→ **RECORDS PROVIDED**
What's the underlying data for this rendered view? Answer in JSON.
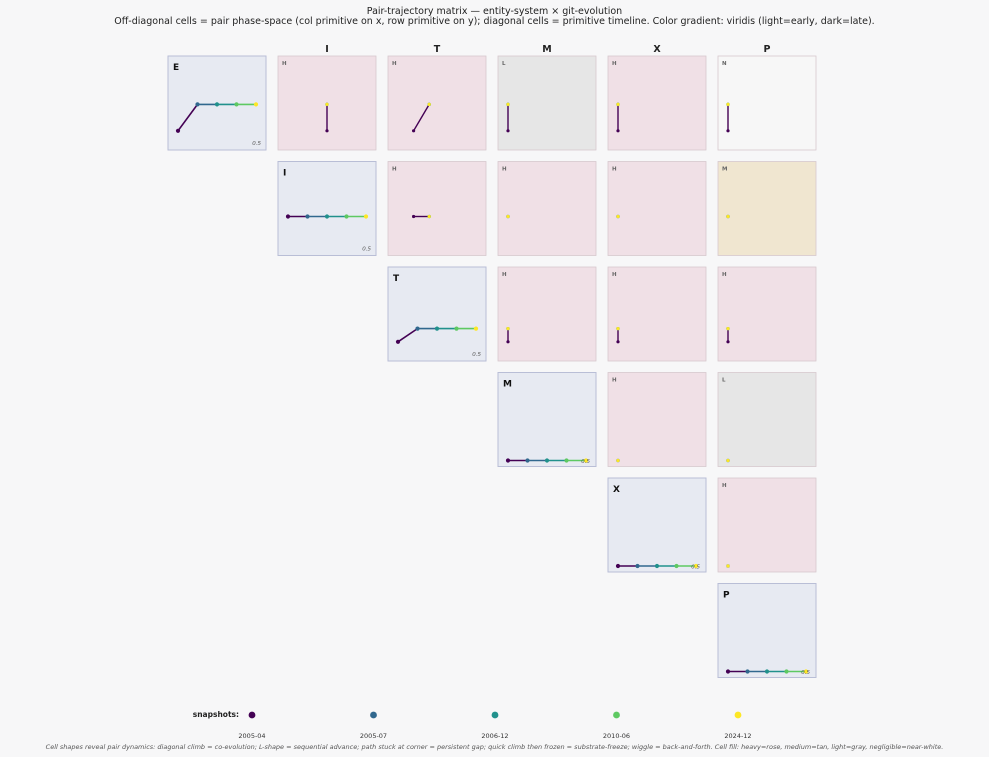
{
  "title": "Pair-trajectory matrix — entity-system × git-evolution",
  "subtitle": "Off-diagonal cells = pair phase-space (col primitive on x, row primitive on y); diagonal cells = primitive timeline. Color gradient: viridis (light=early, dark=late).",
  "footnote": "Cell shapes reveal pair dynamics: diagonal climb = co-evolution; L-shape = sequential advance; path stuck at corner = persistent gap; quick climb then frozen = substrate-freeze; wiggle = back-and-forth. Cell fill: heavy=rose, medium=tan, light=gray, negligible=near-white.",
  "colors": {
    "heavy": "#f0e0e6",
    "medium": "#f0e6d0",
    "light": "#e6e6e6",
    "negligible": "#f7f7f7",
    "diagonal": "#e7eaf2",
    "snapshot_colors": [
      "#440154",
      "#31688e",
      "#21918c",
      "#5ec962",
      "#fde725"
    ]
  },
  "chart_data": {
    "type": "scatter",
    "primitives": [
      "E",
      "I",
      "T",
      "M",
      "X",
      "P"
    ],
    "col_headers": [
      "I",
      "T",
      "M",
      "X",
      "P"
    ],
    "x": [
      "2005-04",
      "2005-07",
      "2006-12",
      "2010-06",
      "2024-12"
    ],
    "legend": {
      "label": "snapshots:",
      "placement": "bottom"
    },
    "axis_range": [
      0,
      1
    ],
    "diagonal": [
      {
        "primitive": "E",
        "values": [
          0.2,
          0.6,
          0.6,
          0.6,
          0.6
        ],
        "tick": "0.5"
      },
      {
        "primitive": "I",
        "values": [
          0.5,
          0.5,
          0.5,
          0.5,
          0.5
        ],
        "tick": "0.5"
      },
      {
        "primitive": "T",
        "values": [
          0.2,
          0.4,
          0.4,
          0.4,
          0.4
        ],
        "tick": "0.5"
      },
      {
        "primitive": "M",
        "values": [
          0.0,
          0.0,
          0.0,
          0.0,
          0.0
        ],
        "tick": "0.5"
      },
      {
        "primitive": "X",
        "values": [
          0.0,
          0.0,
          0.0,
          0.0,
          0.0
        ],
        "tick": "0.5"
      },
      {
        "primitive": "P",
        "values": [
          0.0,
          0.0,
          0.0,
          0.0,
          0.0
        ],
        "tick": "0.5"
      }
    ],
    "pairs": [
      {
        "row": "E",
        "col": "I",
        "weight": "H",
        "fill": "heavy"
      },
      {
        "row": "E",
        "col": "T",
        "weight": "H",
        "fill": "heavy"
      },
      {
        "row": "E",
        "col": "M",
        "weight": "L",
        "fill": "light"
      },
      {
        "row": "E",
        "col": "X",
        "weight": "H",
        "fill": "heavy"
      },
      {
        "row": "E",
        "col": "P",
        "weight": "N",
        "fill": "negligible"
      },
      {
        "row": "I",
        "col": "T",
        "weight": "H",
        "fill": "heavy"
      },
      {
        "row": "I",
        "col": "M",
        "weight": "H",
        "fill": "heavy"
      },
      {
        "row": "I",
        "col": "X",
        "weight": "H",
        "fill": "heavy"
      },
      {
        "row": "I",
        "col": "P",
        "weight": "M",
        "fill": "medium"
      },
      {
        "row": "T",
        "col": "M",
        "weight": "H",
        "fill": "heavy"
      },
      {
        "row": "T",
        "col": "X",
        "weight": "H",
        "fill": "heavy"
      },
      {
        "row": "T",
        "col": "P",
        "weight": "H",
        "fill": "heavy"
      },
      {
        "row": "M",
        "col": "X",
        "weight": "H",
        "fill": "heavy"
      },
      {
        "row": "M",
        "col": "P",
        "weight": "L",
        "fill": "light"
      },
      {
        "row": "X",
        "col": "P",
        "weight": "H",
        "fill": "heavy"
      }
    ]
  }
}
==
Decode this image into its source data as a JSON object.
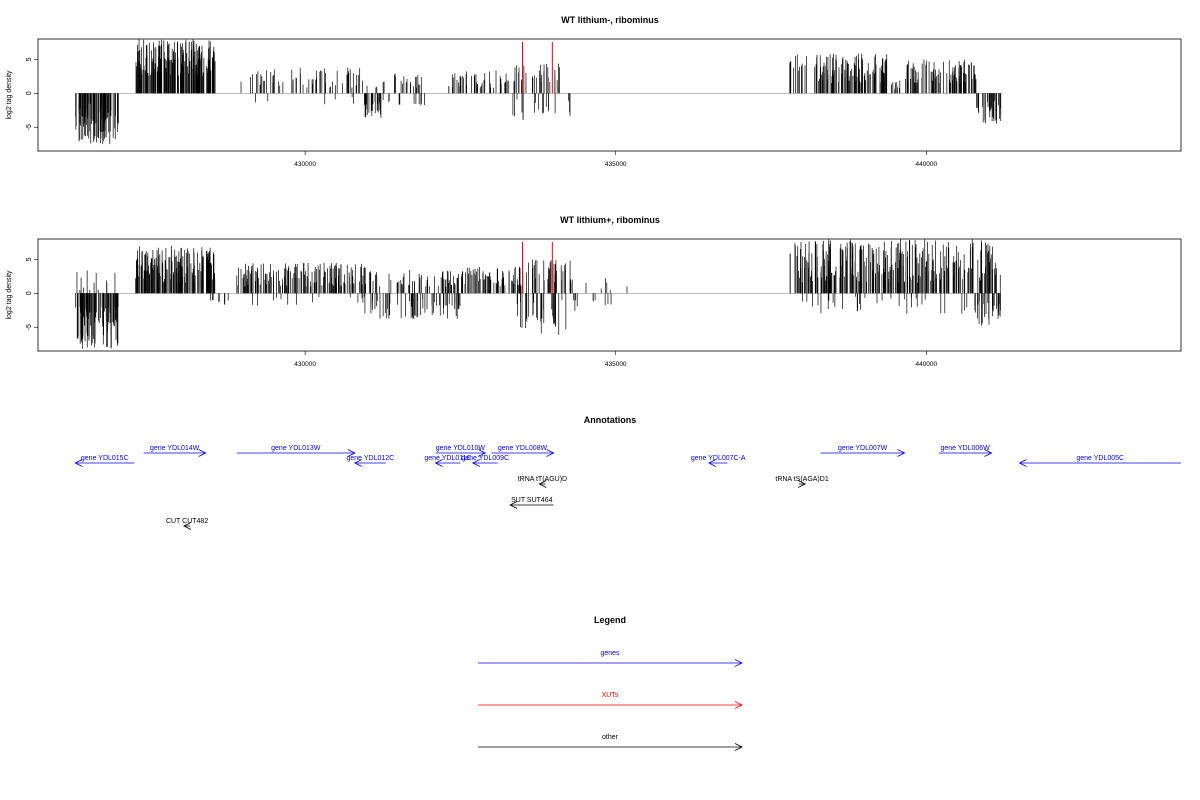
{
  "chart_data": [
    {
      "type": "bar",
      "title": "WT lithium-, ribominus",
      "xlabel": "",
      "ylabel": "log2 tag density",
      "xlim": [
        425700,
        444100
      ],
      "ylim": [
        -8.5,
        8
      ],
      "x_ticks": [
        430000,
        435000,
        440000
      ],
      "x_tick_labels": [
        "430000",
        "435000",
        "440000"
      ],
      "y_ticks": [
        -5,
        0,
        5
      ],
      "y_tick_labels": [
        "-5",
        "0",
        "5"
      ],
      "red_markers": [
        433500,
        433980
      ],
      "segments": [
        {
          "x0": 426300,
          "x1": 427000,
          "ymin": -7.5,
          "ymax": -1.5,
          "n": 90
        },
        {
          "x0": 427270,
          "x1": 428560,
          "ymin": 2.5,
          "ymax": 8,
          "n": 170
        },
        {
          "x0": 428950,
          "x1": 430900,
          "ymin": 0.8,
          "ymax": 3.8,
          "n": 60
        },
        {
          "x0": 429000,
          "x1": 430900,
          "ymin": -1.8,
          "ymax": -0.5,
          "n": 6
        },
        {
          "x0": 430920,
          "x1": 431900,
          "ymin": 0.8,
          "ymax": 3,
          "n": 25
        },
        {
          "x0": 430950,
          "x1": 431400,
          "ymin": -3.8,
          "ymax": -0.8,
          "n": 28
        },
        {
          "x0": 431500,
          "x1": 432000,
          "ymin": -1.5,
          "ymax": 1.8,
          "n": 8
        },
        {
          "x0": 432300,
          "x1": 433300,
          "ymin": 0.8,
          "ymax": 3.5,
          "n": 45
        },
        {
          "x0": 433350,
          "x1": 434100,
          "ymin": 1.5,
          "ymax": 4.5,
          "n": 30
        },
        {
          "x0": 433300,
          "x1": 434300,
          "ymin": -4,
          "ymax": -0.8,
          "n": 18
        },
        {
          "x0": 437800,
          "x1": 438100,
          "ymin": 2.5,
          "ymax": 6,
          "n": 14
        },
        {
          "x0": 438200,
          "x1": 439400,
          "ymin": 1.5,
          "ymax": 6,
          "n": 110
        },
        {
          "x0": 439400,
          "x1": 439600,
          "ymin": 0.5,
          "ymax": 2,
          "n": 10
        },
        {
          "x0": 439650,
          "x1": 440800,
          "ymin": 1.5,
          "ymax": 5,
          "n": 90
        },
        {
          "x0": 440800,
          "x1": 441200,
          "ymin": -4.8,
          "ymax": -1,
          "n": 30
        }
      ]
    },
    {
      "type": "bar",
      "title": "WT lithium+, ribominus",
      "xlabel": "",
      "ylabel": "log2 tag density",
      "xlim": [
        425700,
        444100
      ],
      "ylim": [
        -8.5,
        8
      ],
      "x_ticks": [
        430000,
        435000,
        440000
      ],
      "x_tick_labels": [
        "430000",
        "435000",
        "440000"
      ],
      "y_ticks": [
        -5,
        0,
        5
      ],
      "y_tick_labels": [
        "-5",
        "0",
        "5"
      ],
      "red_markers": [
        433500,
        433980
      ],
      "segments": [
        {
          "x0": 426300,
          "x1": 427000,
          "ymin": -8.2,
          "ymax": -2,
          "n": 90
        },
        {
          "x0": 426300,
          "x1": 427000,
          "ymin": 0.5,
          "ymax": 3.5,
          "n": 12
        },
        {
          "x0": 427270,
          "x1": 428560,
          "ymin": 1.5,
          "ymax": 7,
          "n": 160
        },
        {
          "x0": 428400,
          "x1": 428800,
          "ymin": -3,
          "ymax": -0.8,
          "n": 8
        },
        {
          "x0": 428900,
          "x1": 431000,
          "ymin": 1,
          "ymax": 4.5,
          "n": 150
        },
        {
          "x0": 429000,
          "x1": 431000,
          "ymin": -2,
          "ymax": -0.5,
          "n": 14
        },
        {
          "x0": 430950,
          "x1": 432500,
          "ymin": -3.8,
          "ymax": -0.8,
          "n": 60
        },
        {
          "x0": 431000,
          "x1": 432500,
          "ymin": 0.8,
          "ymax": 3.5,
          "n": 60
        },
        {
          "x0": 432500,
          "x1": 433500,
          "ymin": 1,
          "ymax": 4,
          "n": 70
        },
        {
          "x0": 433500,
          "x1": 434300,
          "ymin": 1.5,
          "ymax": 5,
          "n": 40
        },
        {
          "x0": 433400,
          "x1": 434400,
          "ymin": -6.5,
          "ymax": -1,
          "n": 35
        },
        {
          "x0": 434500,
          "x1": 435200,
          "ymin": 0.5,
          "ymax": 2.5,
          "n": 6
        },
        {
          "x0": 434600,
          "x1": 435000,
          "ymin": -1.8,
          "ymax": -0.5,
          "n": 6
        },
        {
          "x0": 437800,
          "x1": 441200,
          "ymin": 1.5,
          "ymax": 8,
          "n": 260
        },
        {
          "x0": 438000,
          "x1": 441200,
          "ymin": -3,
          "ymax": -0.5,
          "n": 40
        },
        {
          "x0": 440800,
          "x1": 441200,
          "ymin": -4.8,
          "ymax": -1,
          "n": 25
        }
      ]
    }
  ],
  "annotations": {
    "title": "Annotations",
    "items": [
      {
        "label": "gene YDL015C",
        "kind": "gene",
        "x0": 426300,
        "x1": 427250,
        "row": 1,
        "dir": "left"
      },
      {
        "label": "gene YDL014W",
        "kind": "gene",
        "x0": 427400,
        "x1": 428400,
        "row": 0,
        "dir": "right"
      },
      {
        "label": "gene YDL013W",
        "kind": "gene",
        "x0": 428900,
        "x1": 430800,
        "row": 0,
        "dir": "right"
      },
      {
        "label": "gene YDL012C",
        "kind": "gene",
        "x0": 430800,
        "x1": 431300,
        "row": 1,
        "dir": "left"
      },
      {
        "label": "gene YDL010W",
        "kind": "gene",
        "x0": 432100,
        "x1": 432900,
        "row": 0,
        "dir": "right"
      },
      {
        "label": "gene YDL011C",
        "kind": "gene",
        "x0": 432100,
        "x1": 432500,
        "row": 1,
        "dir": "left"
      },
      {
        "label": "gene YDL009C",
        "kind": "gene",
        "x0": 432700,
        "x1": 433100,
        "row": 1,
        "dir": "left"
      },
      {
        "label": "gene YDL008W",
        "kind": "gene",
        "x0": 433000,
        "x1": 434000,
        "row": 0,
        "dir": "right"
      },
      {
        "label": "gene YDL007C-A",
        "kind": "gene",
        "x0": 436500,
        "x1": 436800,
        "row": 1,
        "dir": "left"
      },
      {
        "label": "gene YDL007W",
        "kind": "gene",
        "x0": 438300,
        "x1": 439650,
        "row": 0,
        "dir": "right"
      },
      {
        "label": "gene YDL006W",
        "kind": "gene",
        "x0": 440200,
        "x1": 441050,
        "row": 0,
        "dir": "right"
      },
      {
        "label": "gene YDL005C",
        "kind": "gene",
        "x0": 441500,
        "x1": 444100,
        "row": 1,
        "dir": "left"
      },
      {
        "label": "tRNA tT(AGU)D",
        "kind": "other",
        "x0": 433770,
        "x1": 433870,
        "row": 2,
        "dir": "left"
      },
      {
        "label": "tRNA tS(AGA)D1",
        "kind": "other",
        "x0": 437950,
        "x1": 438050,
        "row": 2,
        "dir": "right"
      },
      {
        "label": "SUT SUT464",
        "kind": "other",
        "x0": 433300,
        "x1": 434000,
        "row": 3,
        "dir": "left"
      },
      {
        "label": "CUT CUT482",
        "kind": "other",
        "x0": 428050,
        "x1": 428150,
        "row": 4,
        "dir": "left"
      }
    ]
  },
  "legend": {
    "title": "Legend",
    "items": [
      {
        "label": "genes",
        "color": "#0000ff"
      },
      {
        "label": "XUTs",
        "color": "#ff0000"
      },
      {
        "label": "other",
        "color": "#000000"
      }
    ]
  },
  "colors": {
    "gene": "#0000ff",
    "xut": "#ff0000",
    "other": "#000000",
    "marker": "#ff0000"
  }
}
* * *
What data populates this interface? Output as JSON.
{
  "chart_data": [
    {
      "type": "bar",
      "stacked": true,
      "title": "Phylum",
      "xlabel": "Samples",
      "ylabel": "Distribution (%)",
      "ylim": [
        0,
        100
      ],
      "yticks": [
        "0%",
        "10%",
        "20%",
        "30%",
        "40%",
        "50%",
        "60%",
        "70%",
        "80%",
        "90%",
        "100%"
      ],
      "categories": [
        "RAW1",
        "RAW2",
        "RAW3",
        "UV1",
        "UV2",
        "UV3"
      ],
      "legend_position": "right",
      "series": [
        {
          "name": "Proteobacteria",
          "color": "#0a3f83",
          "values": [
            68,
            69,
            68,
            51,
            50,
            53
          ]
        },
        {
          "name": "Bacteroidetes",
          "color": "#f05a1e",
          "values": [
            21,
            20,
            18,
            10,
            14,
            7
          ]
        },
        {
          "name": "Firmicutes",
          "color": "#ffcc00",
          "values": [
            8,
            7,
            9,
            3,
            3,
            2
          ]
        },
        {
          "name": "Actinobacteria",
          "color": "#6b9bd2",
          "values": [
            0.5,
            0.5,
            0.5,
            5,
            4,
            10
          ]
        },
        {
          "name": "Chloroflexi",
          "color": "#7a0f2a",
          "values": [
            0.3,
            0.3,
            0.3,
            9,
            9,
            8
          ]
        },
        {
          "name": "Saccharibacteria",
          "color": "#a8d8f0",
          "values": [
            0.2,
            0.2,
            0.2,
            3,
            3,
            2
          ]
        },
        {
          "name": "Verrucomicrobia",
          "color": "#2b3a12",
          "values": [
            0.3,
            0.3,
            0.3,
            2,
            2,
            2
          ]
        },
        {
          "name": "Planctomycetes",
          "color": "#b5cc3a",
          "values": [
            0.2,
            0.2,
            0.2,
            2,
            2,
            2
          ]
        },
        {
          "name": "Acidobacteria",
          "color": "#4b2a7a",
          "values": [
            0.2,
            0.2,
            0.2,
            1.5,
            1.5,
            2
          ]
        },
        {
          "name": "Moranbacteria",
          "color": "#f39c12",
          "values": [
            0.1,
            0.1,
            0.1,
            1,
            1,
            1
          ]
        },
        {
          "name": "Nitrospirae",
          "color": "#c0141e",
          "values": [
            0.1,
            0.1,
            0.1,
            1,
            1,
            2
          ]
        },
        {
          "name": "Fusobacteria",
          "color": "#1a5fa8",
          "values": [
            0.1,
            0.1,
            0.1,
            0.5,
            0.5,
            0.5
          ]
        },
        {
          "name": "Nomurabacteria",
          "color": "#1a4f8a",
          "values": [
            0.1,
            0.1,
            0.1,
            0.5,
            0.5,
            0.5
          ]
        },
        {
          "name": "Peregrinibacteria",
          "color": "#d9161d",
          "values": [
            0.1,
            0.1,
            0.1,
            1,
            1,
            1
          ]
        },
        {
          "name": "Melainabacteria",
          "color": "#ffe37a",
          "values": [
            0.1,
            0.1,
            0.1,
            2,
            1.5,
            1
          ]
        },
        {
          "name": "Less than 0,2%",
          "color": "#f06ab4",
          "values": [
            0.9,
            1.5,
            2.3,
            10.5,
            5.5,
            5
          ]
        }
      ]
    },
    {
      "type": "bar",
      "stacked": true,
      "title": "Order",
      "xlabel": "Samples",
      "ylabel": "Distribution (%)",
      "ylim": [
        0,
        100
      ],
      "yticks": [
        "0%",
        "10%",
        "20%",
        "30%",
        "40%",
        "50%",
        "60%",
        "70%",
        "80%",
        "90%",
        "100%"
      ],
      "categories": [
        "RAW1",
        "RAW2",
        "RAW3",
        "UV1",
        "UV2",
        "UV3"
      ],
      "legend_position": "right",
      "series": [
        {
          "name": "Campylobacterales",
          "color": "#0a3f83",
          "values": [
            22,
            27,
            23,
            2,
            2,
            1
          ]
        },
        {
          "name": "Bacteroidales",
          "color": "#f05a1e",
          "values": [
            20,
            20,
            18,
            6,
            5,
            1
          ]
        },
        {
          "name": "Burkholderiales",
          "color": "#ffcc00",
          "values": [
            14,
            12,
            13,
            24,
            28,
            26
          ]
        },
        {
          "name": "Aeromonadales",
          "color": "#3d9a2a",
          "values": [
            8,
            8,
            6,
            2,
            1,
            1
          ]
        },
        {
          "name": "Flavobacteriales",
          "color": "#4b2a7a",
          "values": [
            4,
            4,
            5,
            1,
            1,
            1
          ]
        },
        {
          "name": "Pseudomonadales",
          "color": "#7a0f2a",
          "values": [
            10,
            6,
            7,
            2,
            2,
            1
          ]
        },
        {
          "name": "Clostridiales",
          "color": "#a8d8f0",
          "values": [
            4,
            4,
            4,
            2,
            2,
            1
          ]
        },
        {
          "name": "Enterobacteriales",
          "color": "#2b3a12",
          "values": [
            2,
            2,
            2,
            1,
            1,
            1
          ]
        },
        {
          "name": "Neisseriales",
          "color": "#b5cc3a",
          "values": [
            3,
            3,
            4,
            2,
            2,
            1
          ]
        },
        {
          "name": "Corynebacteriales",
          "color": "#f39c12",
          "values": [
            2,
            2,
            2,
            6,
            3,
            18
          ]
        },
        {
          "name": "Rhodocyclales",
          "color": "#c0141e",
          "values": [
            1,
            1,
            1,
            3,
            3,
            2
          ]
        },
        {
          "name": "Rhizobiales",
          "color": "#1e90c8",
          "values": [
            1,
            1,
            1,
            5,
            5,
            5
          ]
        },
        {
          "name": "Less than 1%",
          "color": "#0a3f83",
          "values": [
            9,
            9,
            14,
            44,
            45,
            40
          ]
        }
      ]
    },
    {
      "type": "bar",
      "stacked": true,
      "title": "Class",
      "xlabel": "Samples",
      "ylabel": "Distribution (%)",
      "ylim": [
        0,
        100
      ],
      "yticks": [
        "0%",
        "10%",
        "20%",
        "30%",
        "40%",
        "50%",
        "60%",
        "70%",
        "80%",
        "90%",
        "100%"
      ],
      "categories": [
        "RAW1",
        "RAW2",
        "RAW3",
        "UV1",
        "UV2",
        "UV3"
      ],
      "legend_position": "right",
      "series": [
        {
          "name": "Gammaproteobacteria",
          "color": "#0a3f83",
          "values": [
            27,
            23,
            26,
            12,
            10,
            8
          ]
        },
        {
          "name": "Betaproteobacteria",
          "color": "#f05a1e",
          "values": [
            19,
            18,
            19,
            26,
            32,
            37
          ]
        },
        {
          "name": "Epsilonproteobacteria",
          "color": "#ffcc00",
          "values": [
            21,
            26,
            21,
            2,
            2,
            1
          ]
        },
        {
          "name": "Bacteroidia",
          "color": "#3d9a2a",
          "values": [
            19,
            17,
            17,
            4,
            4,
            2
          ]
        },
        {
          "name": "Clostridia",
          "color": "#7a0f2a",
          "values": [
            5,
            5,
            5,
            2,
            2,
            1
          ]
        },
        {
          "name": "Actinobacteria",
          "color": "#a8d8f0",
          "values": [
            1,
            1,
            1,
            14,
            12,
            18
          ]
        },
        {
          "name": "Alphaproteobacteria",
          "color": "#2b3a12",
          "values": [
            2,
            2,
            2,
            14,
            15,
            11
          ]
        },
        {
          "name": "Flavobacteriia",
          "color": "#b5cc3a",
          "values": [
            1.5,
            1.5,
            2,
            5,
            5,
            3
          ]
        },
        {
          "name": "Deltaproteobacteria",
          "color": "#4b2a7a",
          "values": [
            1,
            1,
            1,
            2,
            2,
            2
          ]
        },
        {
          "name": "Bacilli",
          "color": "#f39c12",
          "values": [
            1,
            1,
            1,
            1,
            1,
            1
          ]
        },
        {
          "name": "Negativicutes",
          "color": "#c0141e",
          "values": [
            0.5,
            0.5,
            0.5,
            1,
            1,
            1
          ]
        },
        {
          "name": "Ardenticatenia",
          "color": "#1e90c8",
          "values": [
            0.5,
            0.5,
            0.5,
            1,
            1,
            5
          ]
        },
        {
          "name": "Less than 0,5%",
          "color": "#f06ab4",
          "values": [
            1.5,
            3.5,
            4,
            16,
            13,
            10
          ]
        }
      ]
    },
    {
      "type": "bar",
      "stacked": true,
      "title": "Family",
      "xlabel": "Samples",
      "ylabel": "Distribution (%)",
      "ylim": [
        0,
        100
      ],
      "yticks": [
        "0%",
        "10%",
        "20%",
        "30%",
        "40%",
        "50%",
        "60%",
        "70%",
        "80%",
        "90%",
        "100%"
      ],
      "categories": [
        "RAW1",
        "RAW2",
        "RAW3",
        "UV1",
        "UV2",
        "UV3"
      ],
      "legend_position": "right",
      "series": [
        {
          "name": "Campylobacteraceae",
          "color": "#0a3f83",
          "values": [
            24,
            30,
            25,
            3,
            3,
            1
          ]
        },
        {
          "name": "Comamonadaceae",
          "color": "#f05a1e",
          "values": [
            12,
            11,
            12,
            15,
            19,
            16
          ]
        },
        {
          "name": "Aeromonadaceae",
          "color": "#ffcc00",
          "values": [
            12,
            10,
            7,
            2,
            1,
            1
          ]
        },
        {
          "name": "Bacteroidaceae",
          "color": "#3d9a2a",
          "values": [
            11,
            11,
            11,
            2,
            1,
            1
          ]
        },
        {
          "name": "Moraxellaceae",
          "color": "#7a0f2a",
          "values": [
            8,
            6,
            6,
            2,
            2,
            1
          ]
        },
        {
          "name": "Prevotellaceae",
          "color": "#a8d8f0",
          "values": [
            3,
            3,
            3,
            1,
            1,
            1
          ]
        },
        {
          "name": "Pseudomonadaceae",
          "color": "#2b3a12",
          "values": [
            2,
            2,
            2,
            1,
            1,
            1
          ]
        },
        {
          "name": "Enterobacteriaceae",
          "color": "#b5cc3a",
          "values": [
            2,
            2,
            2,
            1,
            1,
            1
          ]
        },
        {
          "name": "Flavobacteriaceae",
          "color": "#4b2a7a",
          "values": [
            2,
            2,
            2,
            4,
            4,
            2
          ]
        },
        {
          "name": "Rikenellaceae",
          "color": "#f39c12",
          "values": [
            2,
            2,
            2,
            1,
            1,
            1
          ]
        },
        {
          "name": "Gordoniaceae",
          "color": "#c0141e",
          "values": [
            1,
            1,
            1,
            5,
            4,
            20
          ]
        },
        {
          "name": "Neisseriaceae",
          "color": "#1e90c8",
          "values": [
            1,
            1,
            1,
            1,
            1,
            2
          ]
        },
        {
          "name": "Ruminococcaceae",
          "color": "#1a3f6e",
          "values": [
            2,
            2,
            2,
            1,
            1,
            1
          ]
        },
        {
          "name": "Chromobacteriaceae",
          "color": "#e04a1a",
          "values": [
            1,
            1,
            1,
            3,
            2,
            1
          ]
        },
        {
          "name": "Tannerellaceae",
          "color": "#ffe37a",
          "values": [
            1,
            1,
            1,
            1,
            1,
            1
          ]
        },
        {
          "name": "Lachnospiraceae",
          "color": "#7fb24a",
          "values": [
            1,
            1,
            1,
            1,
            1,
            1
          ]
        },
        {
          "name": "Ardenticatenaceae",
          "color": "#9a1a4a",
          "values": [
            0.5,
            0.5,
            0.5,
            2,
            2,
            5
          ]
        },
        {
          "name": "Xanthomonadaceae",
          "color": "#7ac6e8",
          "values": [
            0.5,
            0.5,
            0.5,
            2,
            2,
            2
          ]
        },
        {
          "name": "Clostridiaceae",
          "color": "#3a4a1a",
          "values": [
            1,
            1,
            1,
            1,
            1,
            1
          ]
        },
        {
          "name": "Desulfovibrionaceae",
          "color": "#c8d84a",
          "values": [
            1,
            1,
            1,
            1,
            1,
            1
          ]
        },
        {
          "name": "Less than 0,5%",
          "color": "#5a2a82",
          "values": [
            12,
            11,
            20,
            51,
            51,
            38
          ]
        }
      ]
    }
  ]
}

→ **TASK DIRECTIONS**
Answer with a number alone. It should equal the count of lines in the entries that hold "this".

→ **ANSWER TO THE PROBLEM**
3